Verknüpftes Dokument, siehe auch: Urteil des 4. Senats vom 3.12.2015 - B 4 AS 44/15 R -, Urteil des 4. Senats vom 3.12.2015 - B 4 AS 59/13 R -, Urteil des 4. Senats vom 3.12.2015 - B 4 AS 43/15 R -
Medieninformation Nr. 28/15
Ausschluss von SGB II-Leistungen für Unionsbürger - Sozialhilfe bei tatsächlicher Aufenthaltsverfestigung
Der 4. Senat des Bundessozialgerichts hat
in drei Urteilen vom heutigen Tag unter Berücksichtigung der Urteile des
Bundesverfassungsgerichts zum Grundrecht auf Gewährleistung eines
menschenwürdigen Existenzminimums konkretisiert, in welchen
Fallgestaltungen Unionsbürger aus den EU-Mitgliedstaaten
existenzsichernde Leistungen nach dem Recht der Grundsicherung für
Arbeitsuchende (SGB II) beziehungsweise dem Sozialhilferecht (SGB XII)
beanspruchen können (vergleiche zu den Sachverhalten Terminvorschau Nr.
54/15). Dies erfolgt im Anschluss an das Urteil des Gerichtshofs der
Europäischen Gemeinschaften vom 15. September 2015 (Rs C-67/14
"Alimanovic"), wonach der ausnahmslose Ausschluss von Unionsbürgern mit
einem alleinigen Aufenthaltsrecht nur (noch) zur Arbeitsuche von den
Leistungen der Grundsicherung für Arbeitsuchende nach dem SGB II
europarechtskonform ist.

────────────────────────────────────────

● **Schriftliche Aufgabe 1**
Gib bitte den Abschnitt der Einträge von der Zeile mit "table-row: Switzerland 168.9%" bis einschließlich der Zeile mit "117, 296, 158]" als JSON-Liste von Zeichenketten aus, eine Zeichenkette pro Zeile und ohne Leerzeilen.
Die Medieninformation und die Einträge sind voneinander unabhängiges Material.

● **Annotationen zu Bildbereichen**
────────────────────────────────────────

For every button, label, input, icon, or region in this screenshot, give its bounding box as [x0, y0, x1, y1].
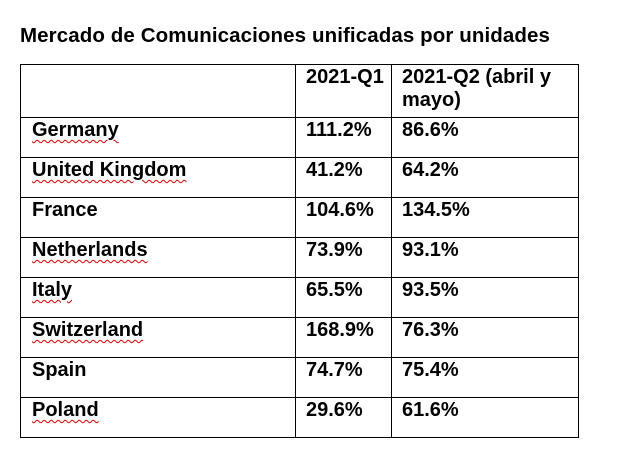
table-row: Switzerland 168.9% 76.3%	[20, 317, 579, 358]
table-row: Poland 29.6% 61.6%	[20, 397, 579, 438]
q1-value-cell: 74.7%	[295, 357, 392, 398]
q1-value-cell: 104.6%	[295, 197, 392, 238]
table-row: United Kingdom 41.2% 64.2%	[20, 157, 579, 198]
table-row: Netherlands 73.9% 93.1%	[20, 237, 579, 278]
table-header-row: 2021-Q1 2021-Q2 (abril y mayo)	[20, 64, 579, 118]
q1-value-cell: 73.9%	[295, 237, 392, 278]
table-row: Spain 74.7% 75.4%	[20, 357, 579, 398]
country-name[interactable]: Poland	[32, 399, 99, 421]
country-name[interactable]: United Kingdom	[32, 159, 187, 181]
country-cell: Germany	[20, 117, 296, 158]
country-cell: France	[20, 197, 296, 238]
country-cell: Switzerland	[20, 317, 296, 358]
country-cell: Poland	[20, 397, 296, 438]
country-cell: United Kingdom	[20, 157, 296, 198]
country-name: Spain	[32, 359, 87, 381]
table-row: Germany 111.2% 86.6%	[20, 117, 579, 158]
page-title: Mercado de Comunicaciones unificadas por…	[20, 24, 551, 47]
country-name[interactable]: Netherlands	[32, 239, 148, 261]
q1-value-cell: 168.9%	[295, 317, 392, 358]
header-2021-q1: 2021-Q1	[295, 64, 392, 118]
q2-value-cell: 64.2%	[391, 157, 579, 198]
header-country	[20, 64, 296, 118]
country-name: France	[32, 199, 98, 221]
q2-value-cell: 134.5%	[391, 197, 579, 238]
q2-value-cell: 76.3%	[391, 317, 579, 358]
table-row: Italy 65.5% 93.5%	[20, 277, 579, 318]
q2-value-cell: 93.1%	[391, 237, 579, 278]
market-table: 2021-Q1 2021-Q2 (abril y mayo) Germany 1…	[20, 64, 579, 438]
country-cell: Italy	[20, 277, 296, 318]
q2-value-cell: 93.5%	[391, 277, 579, 318]
country-cell: Spain	[20, 357, 296, 398]
q1-value-cell: 29.6%	[295, 397, 392, 438]
header-2021-q2: 2021-Q2 (abril y mayo)	[391, 64, 579, 118]
q1-value-cell: 65.5%	[295, 277, 392, 318]
country-name[interactable]: Germany	[32, 119, 119, 141]
q2-value-cell: 75.4%	[391, 357, 579, 398]
q1-value-cell: 41.2%	[295, 157, 392, 198]
q1-value-cell: 111.2%	[295, 117, 392, 158]
country-cell: Netherlands	[20, 237, 296, 278]
table-row: France 104.6% 134.5%	[20, 197, 579, 238]
q2-value-cell: 61.6%	[391, 397, 579, 438]
country-name[interactable]: Switzerland	[32, 319, 144, 341]
country-name[interactable]: Italy	[32, 279, 73, 301]
q2-value-cell: 86.6%	[391, 117, 579, 158]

────────────────────────────────────────

● **Schriftliche Aufgabe 2**
Beantworte anhand der Medieninformation:
(a) Welcher Senat des Bundessozialgerichts hat die drei Urteile gefällt?
(b) Welche Nummer trägt die Terminvorschau, auf die zu den Sachverhalten verwiesen wird?
(c) Unter welcher Rechtssache wird das Urteil des Gerichtshofs vom 15. September 2015 angeführt?

● **Vollständige Antwort 1**
[
  "table-row: Switzerland 168.9% 76.3%\t[20, 317, 579, 358]",
  "table-row: Poland 29.6% 61.6%\t[20, 397, 579, 438]",
  "q1-value-cell: 74.7%\t[295, 357, 392, 398]",
  "q1-value-cell: 104.6%\t[295, 197, 392, 238]",
  "table-row: United Kingdom 41.2% 64.2%\t[20, 157, 579, 198]",
  "table-row: Netherlands 73.9% 93.1%\t[20, 237, 579, 278]",
  "table-header-row: 2021-Q1 2021-Q2 (abril y mayo)\t[20, 64, 579, 118]",
  "q1-value-cell: 73.9%\t[295, 237, 392, 278]",
  "table-row: Spain 74.7% 75.4%\t[20, 357, 579, 398]",
  "country-name[interactable]: Poland\t[32, 399, 99, 421]",
  "country-name[interactable]: United Kingdom\t[32, 159, 187, 181]",
  "country-cell: Germany\t[20, 117, 296, 158]"
]

● **Vollständige Antwort 2**
(a) Der 4. Senat.
(b) Nr. 54/15.
(c) Rs C-67/14 "Alimanovic".